- DO THIS: State how many lines of the entries hold the string "Shinhan", and output nothing but that count.

------ EXTRACTED DATA

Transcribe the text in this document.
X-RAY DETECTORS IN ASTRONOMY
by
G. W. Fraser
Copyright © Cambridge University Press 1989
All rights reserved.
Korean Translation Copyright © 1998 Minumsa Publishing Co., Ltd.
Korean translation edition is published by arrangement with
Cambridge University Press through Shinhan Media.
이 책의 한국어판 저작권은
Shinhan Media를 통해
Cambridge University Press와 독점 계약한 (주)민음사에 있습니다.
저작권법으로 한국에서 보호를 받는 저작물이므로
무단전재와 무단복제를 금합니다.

------------

- EXPECTED ANSWER: 2